** The exercise **
Select every line containing the word "this" from the material, and copy those lines.

** Data shown **
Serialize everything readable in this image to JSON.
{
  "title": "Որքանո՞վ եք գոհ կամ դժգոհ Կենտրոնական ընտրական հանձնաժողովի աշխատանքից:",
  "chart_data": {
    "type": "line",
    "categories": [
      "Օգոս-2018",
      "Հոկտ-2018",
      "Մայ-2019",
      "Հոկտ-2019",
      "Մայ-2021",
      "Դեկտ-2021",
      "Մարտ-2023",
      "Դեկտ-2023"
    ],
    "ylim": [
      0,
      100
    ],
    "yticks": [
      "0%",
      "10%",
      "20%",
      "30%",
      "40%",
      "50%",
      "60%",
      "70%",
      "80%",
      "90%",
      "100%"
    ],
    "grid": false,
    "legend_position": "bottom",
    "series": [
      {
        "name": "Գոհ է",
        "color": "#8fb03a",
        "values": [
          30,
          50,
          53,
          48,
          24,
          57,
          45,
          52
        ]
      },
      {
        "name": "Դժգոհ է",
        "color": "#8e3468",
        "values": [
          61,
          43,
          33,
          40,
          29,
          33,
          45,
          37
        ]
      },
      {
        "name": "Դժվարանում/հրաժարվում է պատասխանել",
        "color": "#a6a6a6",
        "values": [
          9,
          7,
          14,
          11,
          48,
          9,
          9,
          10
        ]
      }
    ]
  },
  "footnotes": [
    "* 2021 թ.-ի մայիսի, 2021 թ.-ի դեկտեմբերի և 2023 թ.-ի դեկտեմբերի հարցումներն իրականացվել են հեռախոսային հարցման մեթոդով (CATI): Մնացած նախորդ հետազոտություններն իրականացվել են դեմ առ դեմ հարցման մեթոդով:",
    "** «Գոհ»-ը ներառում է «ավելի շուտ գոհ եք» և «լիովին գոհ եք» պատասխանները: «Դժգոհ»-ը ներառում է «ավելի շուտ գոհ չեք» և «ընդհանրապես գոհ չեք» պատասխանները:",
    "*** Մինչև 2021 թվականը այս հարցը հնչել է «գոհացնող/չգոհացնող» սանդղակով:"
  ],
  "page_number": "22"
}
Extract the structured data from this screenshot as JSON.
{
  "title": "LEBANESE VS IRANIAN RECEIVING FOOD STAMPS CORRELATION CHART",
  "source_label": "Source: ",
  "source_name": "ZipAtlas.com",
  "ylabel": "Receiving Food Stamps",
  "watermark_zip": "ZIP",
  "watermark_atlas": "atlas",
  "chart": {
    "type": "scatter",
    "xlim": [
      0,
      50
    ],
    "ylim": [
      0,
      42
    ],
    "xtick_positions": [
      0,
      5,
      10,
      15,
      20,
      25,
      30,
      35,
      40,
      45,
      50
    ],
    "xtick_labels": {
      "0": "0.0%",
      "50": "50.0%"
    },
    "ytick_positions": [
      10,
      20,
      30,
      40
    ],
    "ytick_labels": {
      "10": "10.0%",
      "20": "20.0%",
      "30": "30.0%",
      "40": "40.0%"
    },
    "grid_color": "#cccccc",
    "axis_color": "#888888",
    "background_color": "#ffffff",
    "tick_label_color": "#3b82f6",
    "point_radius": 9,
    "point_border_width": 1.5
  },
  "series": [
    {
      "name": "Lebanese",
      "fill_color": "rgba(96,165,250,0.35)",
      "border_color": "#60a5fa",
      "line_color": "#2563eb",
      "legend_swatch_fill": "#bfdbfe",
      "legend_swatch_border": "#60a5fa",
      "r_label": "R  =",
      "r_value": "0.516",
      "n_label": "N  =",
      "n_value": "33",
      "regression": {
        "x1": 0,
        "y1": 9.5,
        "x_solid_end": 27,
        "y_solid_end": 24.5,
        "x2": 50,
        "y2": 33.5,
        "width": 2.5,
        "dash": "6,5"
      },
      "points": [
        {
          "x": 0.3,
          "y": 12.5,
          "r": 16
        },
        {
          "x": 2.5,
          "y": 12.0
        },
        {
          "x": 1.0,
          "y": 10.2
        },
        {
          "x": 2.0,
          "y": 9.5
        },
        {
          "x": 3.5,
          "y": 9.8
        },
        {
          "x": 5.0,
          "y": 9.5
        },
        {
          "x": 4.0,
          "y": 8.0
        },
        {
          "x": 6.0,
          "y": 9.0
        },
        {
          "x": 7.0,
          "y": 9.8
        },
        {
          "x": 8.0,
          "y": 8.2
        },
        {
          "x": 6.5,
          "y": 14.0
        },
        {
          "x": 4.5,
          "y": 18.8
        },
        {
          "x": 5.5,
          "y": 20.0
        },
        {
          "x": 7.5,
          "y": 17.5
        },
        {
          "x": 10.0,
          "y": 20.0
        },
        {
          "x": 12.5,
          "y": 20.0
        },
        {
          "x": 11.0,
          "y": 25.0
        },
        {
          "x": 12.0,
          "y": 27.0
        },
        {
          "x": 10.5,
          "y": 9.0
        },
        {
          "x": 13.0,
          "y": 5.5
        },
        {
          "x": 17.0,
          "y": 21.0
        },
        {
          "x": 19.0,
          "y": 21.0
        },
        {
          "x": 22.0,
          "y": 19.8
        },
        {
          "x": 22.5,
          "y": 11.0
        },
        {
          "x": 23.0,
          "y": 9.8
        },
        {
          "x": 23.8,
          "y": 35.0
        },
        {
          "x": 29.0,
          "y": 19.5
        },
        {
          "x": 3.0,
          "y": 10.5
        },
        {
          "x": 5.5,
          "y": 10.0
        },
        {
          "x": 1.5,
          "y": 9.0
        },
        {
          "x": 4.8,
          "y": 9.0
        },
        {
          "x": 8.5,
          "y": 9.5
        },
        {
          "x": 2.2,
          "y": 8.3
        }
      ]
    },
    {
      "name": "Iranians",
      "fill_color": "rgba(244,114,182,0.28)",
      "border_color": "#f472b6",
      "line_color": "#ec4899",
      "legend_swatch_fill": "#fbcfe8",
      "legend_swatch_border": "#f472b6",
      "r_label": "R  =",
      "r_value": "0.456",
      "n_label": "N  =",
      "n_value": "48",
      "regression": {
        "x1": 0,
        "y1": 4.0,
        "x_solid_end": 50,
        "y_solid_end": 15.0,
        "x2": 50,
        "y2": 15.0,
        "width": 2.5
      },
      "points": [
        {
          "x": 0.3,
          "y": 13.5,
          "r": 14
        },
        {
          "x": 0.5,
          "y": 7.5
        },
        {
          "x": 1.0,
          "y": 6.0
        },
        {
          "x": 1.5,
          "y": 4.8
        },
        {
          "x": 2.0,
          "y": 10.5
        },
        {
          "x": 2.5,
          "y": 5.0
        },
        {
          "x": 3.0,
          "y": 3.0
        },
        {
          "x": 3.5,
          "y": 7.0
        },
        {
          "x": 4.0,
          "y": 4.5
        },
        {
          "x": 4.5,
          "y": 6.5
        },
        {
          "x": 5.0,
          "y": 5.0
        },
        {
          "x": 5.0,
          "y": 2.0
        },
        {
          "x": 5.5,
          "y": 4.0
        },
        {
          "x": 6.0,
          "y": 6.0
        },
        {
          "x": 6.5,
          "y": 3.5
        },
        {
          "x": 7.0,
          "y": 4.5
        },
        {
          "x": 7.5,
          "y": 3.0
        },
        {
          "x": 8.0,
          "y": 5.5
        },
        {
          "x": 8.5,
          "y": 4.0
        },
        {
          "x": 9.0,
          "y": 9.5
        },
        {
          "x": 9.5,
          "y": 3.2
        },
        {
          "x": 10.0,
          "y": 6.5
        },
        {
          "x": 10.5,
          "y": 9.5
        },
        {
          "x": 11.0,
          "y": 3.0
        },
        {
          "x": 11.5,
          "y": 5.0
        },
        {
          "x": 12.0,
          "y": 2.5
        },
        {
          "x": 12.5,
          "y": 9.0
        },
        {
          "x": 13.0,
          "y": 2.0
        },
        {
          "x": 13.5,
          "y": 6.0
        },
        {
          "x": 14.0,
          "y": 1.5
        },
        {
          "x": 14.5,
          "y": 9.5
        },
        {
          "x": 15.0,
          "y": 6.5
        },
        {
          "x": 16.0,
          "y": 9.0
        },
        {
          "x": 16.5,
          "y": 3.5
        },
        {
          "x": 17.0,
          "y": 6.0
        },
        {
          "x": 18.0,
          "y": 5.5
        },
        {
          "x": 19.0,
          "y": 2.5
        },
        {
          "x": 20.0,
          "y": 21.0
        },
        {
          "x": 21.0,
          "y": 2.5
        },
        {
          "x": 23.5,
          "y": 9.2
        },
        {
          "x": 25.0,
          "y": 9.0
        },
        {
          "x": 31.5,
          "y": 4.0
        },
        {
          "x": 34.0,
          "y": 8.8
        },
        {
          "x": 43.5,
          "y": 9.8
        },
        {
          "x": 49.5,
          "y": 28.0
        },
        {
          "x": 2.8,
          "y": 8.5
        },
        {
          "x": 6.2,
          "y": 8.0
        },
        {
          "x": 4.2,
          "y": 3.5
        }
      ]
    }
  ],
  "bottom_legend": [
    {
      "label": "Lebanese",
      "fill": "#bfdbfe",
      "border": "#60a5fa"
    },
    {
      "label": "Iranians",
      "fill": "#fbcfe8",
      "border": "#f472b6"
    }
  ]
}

** Final result **
Serialize everything readable in this image to JSON.
Extract the structured data from this screenshot as JSON.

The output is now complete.